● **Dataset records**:
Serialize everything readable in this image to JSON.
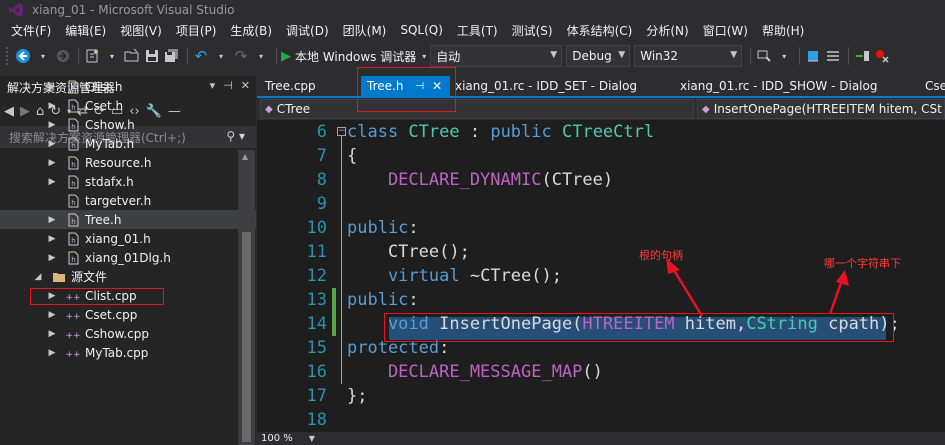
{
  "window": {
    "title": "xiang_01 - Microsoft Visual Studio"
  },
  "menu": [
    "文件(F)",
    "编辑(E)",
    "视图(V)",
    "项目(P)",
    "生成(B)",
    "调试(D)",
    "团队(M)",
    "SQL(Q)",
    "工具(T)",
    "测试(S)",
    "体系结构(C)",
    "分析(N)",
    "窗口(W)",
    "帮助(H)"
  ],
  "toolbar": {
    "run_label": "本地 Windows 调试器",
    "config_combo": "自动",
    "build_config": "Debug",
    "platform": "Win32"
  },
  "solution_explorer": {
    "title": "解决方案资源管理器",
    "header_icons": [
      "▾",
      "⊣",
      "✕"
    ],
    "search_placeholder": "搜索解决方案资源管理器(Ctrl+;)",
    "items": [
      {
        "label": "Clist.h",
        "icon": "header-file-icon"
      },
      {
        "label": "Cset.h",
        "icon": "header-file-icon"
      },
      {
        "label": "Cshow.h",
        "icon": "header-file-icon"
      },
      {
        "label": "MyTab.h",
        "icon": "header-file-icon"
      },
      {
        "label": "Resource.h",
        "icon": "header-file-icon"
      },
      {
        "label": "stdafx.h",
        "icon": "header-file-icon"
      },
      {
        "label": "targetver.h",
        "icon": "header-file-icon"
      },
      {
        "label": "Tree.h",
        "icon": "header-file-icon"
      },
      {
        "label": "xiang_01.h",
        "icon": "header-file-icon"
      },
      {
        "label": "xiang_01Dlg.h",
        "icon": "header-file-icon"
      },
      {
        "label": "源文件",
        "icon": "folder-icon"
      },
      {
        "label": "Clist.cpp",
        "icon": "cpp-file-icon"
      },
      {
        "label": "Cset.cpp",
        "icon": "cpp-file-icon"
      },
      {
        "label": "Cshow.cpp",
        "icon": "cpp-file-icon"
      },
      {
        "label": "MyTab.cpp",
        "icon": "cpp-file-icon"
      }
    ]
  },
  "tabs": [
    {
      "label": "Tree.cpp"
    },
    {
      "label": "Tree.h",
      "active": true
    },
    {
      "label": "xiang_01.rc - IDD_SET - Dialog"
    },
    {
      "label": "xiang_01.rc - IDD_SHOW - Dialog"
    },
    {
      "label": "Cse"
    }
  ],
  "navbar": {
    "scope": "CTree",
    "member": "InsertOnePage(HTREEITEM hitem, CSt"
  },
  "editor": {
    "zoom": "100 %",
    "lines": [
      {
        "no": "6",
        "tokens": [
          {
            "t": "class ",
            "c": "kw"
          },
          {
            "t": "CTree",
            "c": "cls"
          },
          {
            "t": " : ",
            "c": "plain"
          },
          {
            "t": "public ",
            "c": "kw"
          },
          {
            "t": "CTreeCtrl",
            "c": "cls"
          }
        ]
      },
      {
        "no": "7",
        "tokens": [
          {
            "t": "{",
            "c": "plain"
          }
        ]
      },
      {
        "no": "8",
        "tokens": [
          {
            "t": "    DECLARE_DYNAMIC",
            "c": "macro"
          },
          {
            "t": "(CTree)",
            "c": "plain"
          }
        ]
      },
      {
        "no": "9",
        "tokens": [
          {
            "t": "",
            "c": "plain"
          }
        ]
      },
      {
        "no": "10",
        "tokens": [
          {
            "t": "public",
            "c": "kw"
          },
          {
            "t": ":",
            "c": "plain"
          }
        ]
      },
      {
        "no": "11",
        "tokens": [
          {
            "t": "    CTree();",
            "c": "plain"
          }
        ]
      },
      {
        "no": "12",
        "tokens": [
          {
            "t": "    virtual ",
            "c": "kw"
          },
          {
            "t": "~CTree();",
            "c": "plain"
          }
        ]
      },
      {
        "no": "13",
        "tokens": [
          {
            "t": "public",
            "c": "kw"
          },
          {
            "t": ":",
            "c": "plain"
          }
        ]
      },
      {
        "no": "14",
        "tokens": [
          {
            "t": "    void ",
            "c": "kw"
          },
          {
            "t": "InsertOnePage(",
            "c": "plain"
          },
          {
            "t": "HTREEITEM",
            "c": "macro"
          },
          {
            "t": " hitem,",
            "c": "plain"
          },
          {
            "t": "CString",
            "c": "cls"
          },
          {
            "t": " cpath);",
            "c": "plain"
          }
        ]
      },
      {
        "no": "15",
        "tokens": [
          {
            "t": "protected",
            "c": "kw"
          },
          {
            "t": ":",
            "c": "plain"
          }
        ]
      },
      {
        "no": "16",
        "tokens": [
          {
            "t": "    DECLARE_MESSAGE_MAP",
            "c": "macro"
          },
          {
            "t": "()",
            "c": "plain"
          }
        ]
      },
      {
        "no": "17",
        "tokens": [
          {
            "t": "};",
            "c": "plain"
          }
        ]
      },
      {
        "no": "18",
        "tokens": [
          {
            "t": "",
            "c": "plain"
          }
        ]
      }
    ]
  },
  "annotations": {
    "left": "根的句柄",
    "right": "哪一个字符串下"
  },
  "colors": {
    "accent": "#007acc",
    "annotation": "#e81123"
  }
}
...
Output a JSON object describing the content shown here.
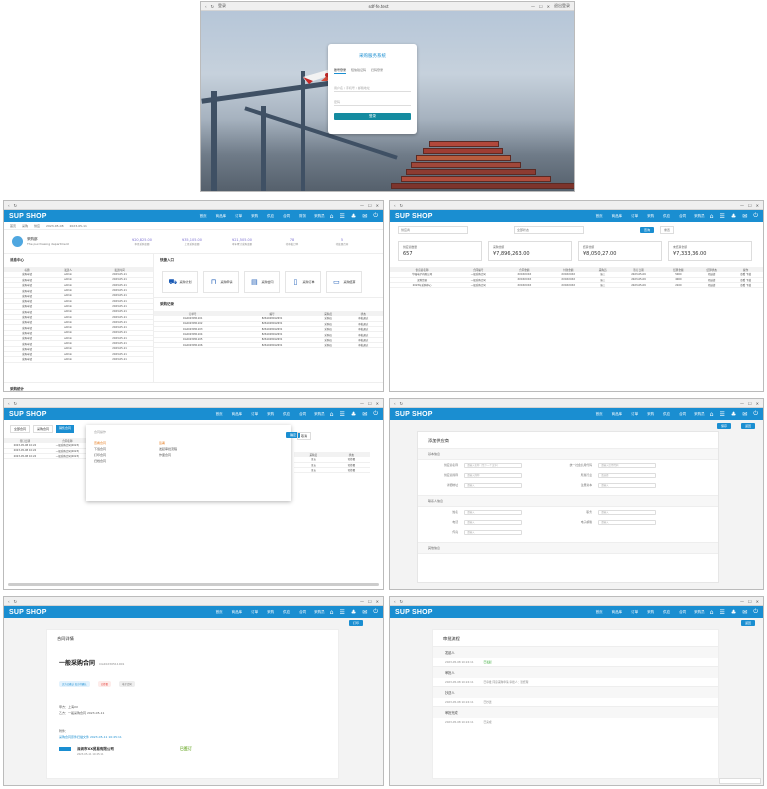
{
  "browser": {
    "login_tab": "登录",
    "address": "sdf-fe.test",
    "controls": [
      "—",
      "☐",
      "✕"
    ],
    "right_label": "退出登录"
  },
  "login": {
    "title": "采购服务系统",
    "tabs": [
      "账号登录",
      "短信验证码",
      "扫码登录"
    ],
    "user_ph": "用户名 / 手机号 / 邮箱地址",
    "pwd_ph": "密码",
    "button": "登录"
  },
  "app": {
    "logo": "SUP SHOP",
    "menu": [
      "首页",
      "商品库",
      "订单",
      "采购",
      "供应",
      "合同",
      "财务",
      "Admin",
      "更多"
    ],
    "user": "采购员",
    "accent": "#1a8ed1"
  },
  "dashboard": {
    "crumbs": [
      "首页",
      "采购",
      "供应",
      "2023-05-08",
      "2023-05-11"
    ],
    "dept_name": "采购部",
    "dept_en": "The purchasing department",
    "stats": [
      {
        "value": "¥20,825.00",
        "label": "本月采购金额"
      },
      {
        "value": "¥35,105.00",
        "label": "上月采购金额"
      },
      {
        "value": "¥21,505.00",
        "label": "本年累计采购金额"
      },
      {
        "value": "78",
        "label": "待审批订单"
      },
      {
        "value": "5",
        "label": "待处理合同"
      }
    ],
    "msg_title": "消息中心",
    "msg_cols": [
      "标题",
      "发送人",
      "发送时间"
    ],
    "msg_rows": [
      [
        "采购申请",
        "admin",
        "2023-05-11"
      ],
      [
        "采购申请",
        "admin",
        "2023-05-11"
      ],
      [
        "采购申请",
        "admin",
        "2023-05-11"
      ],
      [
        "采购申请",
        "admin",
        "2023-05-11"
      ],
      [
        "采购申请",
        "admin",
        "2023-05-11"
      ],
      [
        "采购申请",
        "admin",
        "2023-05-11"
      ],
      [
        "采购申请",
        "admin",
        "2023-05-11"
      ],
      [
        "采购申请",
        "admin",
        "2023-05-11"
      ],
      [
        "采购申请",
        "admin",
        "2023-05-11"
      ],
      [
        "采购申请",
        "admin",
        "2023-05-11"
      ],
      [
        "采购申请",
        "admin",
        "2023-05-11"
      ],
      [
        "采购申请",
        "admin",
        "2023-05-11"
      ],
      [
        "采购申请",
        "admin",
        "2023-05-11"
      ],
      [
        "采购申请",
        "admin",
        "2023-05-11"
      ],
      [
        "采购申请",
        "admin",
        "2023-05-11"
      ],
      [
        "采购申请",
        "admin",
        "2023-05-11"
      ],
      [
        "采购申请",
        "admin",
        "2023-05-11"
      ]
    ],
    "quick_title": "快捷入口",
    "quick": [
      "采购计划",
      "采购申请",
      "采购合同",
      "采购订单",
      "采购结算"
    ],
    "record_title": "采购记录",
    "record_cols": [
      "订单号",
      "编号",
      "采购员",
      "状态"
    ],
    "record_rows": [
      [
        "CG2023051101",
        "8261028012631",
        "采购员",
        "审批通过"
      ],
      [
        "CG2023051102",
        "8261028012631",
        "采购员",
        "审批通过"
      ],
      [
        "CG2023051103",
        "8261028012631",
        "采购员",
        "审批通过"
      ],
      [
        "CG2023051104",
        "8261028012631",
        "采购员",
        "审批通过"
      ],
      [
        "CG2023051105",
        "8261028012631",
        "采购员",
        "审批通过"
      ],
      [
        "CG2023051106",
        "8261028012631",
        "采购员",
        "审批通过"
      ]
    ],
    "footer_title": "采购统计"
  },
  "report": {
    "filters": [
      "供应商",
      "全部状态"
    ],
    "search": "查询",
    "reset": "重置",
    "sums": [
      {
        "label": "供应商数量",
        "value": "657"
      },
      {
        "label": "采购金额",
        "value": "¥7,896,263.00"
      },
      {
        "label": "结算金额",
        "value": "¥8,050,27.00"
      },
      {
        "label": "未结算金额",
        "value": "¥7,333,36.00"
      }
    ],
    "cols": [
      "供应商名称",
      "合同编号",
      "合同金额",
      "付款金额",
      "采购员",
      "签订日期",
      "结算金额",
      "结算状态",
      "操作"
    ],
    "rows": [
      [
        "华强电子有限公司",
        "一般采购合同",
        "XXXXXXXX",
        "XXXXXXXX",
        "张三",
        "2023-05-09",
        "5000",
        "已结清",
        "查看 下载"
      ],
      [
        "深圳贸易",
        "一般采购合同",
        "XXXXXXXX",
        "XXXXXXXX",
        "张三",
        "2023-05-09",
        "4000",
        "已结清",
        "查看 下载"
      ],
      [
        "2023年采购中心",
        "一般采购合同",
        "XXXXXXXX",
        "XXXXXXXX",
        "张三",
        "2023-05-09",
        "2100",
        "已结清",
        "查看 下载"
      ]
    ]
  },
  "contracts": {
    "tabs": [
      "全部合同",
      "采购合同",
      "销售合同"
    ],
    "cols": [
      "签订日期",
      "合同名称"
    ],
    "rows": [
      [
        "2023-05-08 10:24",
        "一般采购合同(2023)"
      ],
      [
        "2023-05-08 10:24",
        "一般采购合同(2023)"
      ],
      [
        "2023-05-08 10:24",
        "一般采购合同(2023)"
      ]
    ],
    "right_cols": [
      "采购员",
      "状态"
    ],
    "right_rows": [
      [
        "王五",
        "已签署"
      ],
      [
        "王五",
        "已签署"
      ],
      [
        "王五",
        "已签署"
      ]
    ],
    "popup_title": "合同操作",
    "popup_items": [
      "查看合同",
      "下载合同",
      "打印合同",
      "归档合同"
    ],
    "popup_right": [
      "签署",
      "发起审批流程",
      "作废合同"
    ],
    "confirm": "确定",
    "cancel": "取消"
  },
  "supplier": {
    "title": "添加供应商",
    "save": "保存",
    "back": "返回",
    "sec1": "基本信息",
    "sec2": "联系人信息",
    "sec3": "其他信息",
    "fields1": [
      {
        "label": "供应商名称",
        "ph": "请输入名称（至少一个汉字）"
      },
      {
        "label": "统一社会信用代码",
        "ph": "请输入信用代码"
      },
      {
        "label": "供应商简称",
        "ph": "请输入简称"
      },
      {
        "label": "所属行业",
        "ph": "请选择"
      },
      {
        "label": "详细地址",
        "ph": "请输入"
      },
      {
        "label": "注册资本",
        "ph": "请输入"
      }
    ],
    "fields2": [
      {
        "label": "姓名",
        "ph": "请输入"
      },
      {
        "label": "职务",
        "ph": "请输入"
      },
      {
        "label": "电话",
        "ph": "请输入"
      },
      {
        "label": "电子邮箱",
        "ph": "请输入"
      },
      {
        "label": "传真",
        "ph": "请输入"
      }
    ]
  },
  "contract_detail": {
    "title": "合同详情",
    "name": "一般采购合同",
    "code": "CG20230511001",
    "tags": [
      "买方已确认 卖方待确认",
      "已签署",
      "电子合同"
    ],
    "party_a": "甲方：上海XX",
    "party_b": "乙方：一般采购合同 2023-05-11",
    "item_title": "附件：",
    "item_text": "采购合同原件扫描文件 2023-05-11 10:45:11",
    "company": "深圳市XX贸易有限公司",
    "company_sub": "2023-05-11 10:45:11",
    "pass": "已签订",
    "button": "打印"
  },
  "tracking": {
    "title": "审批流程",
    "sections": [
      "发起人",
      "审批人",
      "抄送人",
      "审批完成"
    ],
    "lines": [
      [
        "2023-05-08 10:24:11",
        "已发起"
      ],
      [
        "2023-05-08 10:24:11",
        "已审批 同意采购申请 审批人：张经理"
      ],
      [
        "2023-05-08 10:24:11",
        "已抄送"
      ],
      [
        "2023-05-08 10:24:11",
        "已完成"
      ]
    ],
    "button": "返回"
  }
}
--
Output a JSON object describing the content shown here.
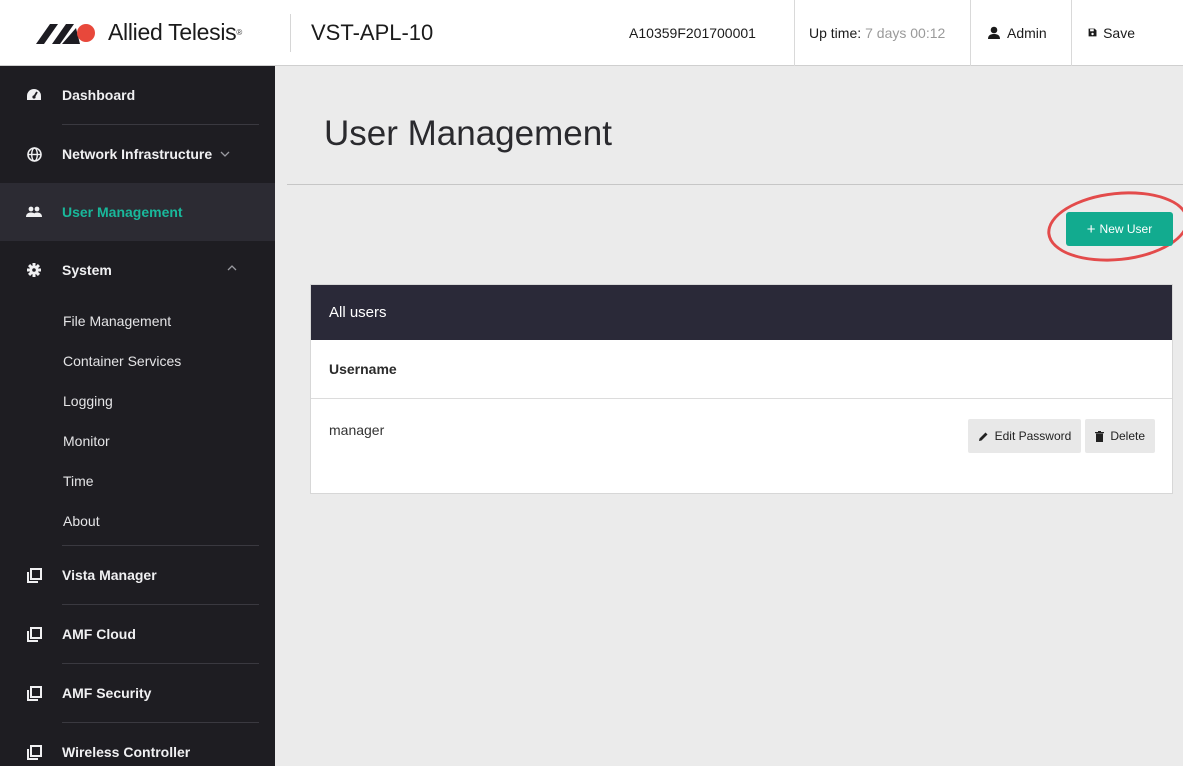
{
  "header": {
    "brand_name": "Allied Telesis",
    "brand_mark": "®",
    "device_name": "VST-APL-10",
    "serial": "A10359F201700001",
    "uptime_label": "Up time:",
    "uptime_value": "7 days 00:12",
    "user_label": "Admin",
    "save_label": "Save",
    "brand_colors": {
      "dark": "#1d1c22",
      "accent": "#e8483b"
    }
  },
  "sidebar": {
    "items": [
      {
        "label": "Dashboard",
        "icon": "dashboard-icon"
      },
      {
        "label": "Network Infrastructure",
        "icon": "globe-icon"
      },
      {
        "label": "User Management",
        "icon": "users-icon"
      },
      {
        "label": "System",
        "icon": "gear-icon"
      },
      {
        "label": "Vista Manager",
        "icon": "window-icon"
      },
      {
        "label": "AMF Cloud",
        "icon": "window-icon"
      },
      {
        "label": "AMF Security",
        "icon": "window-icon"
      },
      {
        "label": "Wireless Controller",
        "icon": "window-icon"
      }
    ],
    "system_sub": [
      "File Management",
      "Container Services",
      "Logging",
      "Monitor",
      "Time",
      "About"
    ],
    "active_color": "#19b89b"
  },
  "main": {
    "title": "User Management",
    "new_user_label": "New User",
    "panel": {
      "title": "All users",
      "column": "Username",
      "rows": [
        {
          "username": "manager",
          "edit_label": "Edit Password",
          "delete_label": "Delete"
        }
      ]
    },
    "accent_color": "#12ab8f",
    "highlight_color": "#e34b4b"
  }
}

● **The request**: Filter the entries down to the lines containing "InsertOnePage". Copy each of those lines.

● **Answer**:
    "member": "InsertOnePage(HTREEITEM hitem, CSt"
            "t": "InsertOnePage(",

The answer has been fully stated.